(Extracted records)
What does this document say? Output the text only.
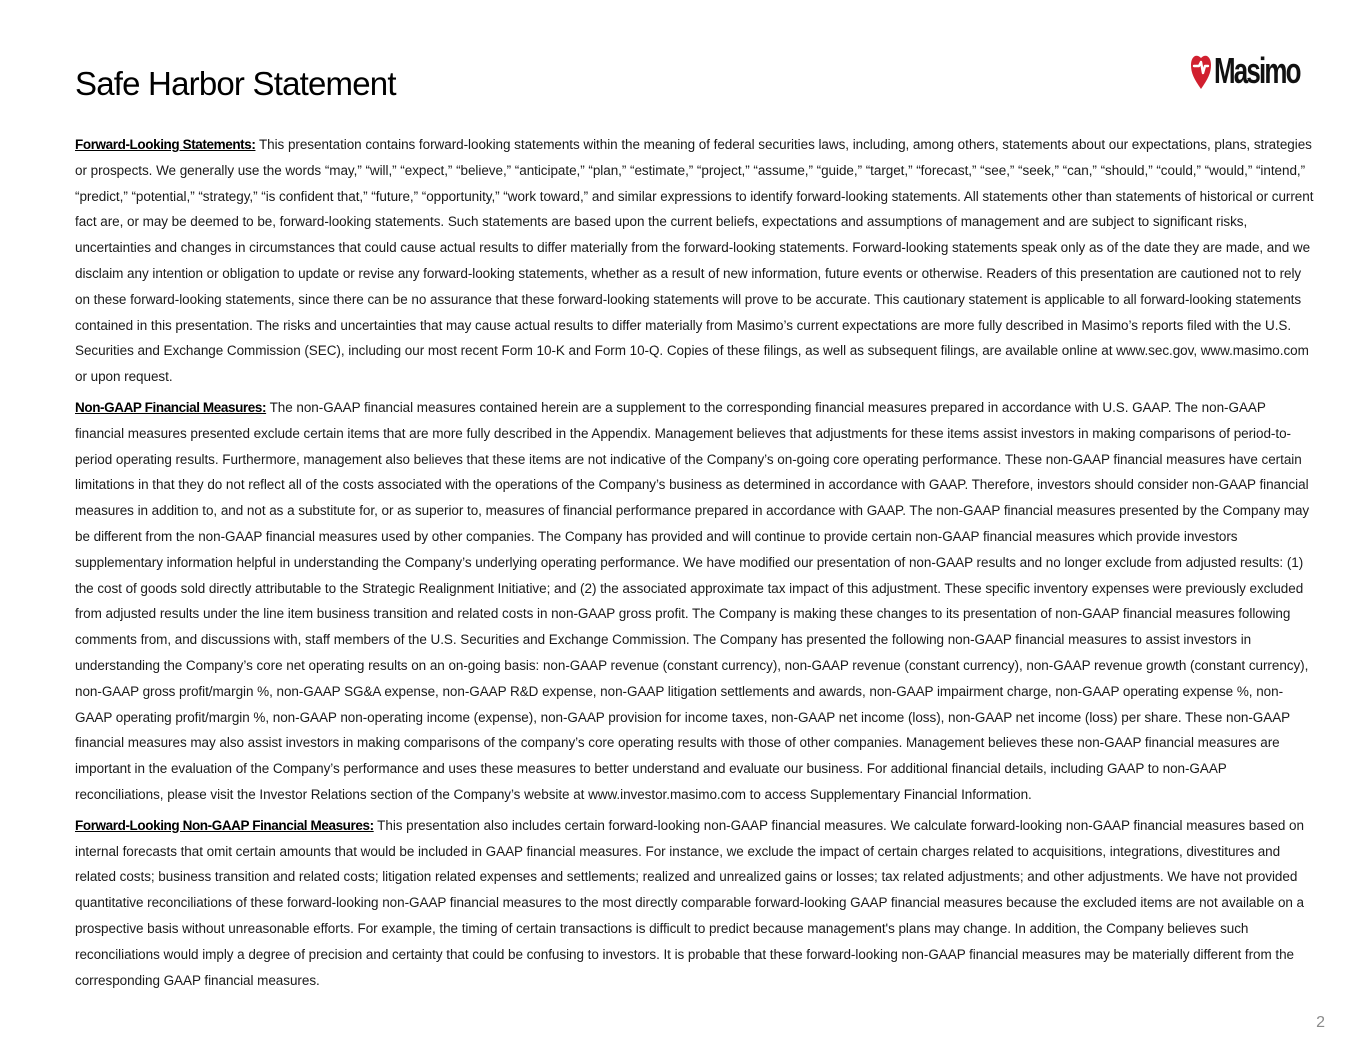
Safe Harbor Statement	Masimo

Forward-Looking Statements: This presentation contains forward-looking statements within the meaning of federal securities laws, including, among others, statements about our expectations, plans, strategies or prospects. We generally use the words “may,” “will,” “expect,” “believe,” “anticipate,” “plan,” “estimate,” “project,” “assume,” “guide,” “target,” “forecast,” “see,” “seek,” “can,” “should,” “could,” “would,” “intend,” “predict,” “potential,” “strategy,” “is confident that,” “future,” “opportunity,” “work toward,” and similar expressions to identify forward-looking statements. All statements other than statements of historical or current fact are, or may be deemed to be, forward-looking statements. Such statements are based upon the current beliefs, expectations and assumptions of management and are subject to significant risks, uncertainties and changes in circumstances that could cause actual results to differ materially from the forward-looking statements. Forward-looking statements speak only as of the date they are made, and we disclaim any intention or obligation to update or revise any forward-looking statements, whether as a result of new information, future events or otherwise. Readers of this presentation are cautioned not to rely on these forward-looking statements, since there can be no assurance that these forward-looking statements will prove to be accurate. This cautionary statement is applicable to all forward-looking statements contained in this presentation. The risks and uncertainties that may cause actual results to differ materially from Masimo’s current expectations are more fully described in Masimo’s reports filed with the U.S. Securities and Exchange Commission (SEC), including our most recent Form 10-K and Form 10-Q. Copies of these filings, as well as subsequent filings, are available online at www.sec.gov, www.masimo.com or upon request.

Non-GAAP Financial Measures: The non-GAAP financial measures contained herein are a supplement to the corresponding financial measures prepared in accordance with U.S. GAAP. The non-GAAP financial measures presented exclude certain items that are more fully described in the Appendix. Management believes that adjustments for these items assist investors in making comparisons of period-to-period operating results. Furthermore, management also believes that these items are not indicative of the Company’s on-going core operating performance. These non-GAAP financial measures have certain limitations in that they do not reflect all of the costs associated with the operations of the Company’s business as determined in accordance with GAAP. Therefore, investors should consider non-GAAP financial measures in addition to, and not as a substitute for, or as superior to, measures of financial performance prepared in accordance with GAAP. The non-GAAP financial measures presented by the Company may be different from the non-GAAP financial measures used by other companies. The Company has provided and will continue to provide certain non-GAAP financial measures which provide investors supplementary information helpful in understanding the Company’s underlying operating performance. We have modified our presentation of non-GAAP results and no longer exclude from adjusted results: (1) the cost of goods sold directly attributable to the Strategic Realignment Initiative; and (2) the associated approximate tax impact of this adjustment. These specific inventory expenses were previously excluded from adjusted results under the line item business transition and related costs in non-GAAP gross profit. The Company is making these changes to its presentation of non-GAAP financial measures following comments from, and discussions with, staff members of the U.S. Securities and Exchange Commission. The Company has presented the following non-GAAP financial measures to assist investors in understanding the Company’s core net operating results on an on-going basis: non-GAAP revenue (constant currency), non-GAAP revenue (constant currency), non-GAAP revenue growth (constant currency), non-GAAP gross profit/margin %, non-GAAP SG&A expense, non-GAAP R&D expense, non-GAAP litigation settlements and awards, non-GAAP impairment charge, non-GAAP operating expense %, non-GAAP operating profit/margin %, non-GAAP non-operating income (expense), non-GAAP provision for income taxes, non-GAAP net income (loss), non-GAAP net income (loss) per share. These non-GAAP financial measures may also assist investors in making comparisons of the company’s core operating results with those of other companies. Management believes these non-GAAP financial measures are important in the evaluation of the Company’s performance and uses these measures to better understand and evaluate our business. For additional financial details, including GAAP to non-GAAP reconciliations, please visit the Investor Relations section of the Company’s website at www.investor.masimo.com to access Supplementary Financial Information.

Forward-Looking Non-GAAP Financial Measures: This presentation also includes certain forward-looking non-GAAP financial measures. We calculate forward-looking non-GAAP financial measures based on internal forecasts that omit certain amounts that would be included in GAAP financial measures. For instance, we exclude the impact of certain charges related to acquisitions, integrations, divestitures and related costs; business transition and related costs; litigation related expenses and settlements; realized and unrealized gains or losses; tax related adjustments; and other adjustments. We have not provided quantitative reconciliations of these forward-looking non-GAAP financial measures to the most directly comparable forward-looking GAAP financial measures because the excluded items are not available on a prospective basis without unreasonable efforts. For example, the timing of certain transactions is difficult to predict because management's plans may change. In addition, the Company believes such reconciliations would imply a degree of precision and certainty that could be confusing to investors. It is probable that these forward-looking non-GAAP financial measures may be materially different from the corresponding GAAP financial measures.

2
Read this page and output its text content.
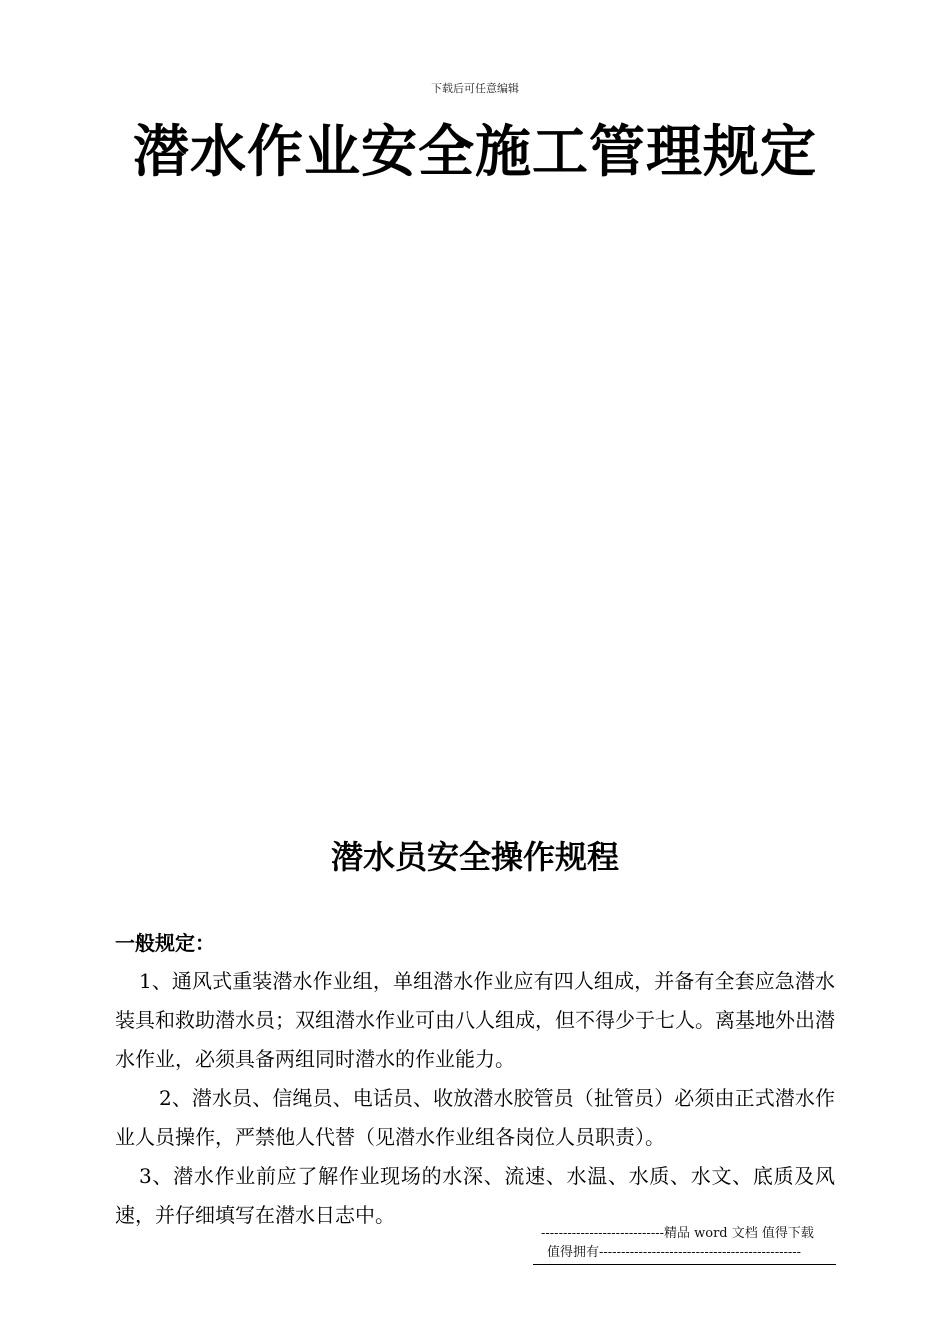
下载后可任意编辑
潜水作业安全施工管理规定
潜水员安全操作规程
一般规定：

1、通风式重装潜水作业组，单组潜水作业应有四人组成，并备有全套应急潜水装具和救助潜水员；双组潜水作业可由八人组成，但不得少于七人。离基地外出潜水作业，必须具备两组同时潜水的作业能力。

2、潜水员、信绳员、电话员、收放潜水胶管员（扯管员）必须由正式潜水作业人员操作，严禁他人代替（见潜水作业组各岗位人员职责）。

3、潜水作业前应了解作业现场的水深、流速、水温、水质、水文、底质及风速，并仔细填写在潜水日志中。

----------------------------精品 word 文档 值得下载
值得拥有----------------------------------------------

Exercise description:
Omit all pictures while transcribing the entries verbatim.

Output of the exercise:
What does this document say? Output the text only.
Safe Harbor Statement	Masimo

Forward-Looking Statements: This presentation contains forward-looking statements within the meaning of federal securities laws, including, among others, statements about our expectations, plans, strategies or prospects. We generally use the words “may,” “will,” “expect,” “believe,” “anticipate,” “plan,” “estimate,” “project,” “assume,” “guide,” “target,” “forecast,” “see,” “seek,” “can,” “should,” “could,” “would,” “intend,” “predict,” “potential,” “strategy,” “is confident that,” “future,” “opportunity,” “work toward,” and similar expressions to identify forward-looking statements. All statements other than statements of historical or current fact are, or may be deemed to be, forward-looking statements. Such statements are based upon the current beliefs, expectations and assumptions of management and are subject to significant risks, uncertainties and changes in circumstances that could cause actual results to differ materially from the forward-looking statements. Forward-looking statements speak only as of the date they are made, and we disclaim any intention or obligation to update or revise any forward-looking statements, whether as a result of new information, future events or otherwise. Readers of this presentation are cautioned not to rely on these forward-looking statements, since there can be no assurance that these forward-looking statements will prove to be accurate. This cautionary statement is applicable to all forward-looking statements contained in this presentation. The risks and uncertainties that may cause actual results to differ materially from Masimo’s current expectations are more fully described in Masimo’s reports filed with the U.S. Securities and Exchange Commission (SEC), including our most recent Form 10-K and Form 10-Q. Copies of these filings, as well as subsequent filings, are available online at www.sec.gov, www.masimo.com or upon request.

Non-GAAP Financial Measures: The non-GAAP financial measures contained herein are a supplement to the corresponding financial measures prepared in accordance with U.S. GAAP. The non-GAAP financial measures presented exclude certain items that are more fully described in the Appendix. Management believes that adjustments for these items assist investors in making comparisons of period-to-period operating results. Furthermore, management also believes that these items are not indicative of the Company’s on-going core operating performance. These non-GAAP financial measures have certain limitations in that they do not reflect all of the costs associated with the operations of the Company’s business as determined in accordance with GAAP. Therefore, investors should consider non-GAAP financial measures in addition to, and not as a substitute for, or as superior to, measures of financial performance prepared in accordance with GAAP. The non-GAAP financial measures presented by the Company may be different from the non-GAAP financial measures used by other companies. The Company has provided and will continue to provide certain non-GAAP financial measures which provide investors supplementary information helpful in understanding the Company’s underlying operating performance. We have modified our presentation of non-GAAP results and no longer exclude from adjusted results: (1) the cost of goods sold directly attributable to the Strategic Realignment Initiative; and (2) the associated approximate tax impact of this adjustment. These specific inventory expenses were previously excluded from adjusted results under the line item business transition and related costs in non-GAAP gross profit. The Company is making these changes to its presentation of non-GAAP financial measures following comments from, and discussions with, staff members of the U.S. Securities and Exchange Commission. The Company has presented the following non-GAAP financial measures to assist investors in understanding the Company’s core net operating results on an on-going basis: non-GAAP revenue (constant currency), non-GAAP revenue (constant currency), non-GAAP revenue growth (constant currency), non-GAAP gross profit/margin %, non-GAAP SG&A expense, non-GAAP R&D expense, non-GAAP litigation settlements and awards, non-GAAP impairment charge, non-GAAP operating expense %, non-GAAP operating profit/margin %, non-GAAP non-operating income (expense), non-GAAP provision for income taxes, non-GAAP net income (loss), non-GAAP net income (loss) per share. These non-GAAP financial measures may also assist investors in making comparisons of the company’s core operating results with those of other companies. Management believes these non-GAAP financial measures are important in the evaluation of the Company’s performance and uses these measures to better understand and evaluate our business. For additional financial details, including GAAP to non-GAAP reconciliations, please visit the Investor Relations section of the Company’s website at www.investor.masimo.com to access Supplementary Financial Information.

Forward-Looking Non-GAAP Financial Measures: This presentation also includes certain forward-looking non-GAAP financial measures. We calculate forward-looking non-GAAP financial measures based on internal forecasts that omit certain amounts that would be included in GAAP financial measures. For instance, we exclude the impact of certain charges related to acquisitions, integrations, divestitures and related costs; business transition and related costs; litigation related expenses and settlements; realized and unrealized gains or losses; tax related adjustments; and other adjustments. We have not provided quantitative reconciliations of these forward-looking non-GAAP financial measures to the most directly comparable forward-looking GAAP financial measures because the excluded items are not available on a prospective basis without unreasonable efforts. For example, the timing of certain transactions is difficult to predict because management's plans may change. In addition, the Company believes such reconciliations would imply a degree of precision and certainty that could be confusing to investors. It is probable that these forward-looking non-GAAP financial measures may be materially different from the corresponding GAAP financial measures.

2
Read this page and output its text content.
下载后可任意编辑
潜水作业安全施工管理规定
潜水员安全操作规程
一般规定：

1、通风式重装潜水作业组，单组潜水作业应有四人组成，并备有全套应急潜水装具和救助潜水员；双组潜水作业可由八人组成，但不得少于七人。离基地外出潜水作业，必须具备两组同时潜水的作业能力。

2、潜水员、信绳员、电话员、收放潜水胶管员（扯管员）必须由正式潜水作业人员操作，严禁他人代替（见潜水作业组各岗位人员职责）。

3、潜水作业前应了解作业现场的水深、流速、水温、水质、水文、底质及风速，并仔细填写在潜水日志中。

----------------------------精品 word 文档 值得下载
值得拥有----------------------------------------------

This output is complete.